◆ PROBLEM DETAILS ◆
Copy every line from the records below that holds the word "page".

◆ ENTRIES ◆
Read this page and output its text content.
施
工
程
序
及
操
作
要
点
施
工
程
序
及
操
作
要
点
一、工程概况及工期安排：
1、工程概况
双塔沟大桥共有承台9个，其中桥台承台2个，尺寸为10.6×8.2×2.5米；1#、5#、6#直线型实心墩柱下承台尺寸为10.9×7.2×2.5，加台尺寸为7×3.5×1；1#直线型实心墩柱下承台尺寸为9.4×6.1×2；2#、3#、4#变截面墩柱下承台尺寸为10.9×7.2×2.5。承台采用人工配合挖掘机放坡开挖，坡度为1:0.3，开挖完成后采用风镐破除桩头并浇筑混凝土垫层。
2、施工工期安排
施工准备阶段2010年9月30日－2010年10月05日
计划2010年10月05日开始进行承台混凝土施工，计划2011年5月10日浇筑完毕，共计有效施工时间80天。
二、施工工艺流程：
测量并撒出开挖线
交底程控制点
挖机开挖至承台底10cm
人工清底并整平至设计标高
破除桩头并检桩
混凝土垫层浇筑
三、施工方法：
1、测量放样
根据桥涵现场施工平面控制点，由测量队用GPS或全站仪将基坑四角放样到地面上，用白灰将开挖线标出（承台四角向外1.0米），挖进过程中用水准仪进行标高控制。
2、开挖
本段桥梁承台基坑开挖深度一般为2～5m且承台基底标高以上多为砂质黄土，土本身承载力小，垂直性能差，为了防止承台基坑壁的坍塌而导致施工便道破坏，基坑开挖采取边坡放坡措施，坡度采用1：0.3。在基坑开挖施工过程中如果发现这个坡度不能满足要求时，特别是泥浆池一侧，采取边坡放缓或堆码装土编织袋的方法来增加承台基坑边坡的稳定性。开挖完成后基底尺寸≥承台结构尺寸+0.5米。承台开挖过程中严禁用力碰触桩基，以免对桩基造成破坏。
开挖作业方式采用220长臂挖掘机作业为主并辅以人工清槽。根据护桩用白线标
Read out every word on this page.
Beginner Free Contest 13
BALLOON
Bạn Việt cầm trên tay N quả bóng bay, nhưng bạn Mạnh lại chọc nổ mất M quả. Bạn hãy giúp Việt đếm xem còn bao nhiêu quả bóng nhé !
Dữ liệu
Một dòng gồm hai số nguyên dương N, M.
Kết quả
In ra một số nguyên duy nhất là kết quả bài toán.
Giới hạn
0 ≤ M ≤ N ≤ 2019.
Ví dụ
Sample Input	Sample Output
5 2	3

◆ TASK ANSWER ◆
Read this page and output its text content.
Read out every word on this page.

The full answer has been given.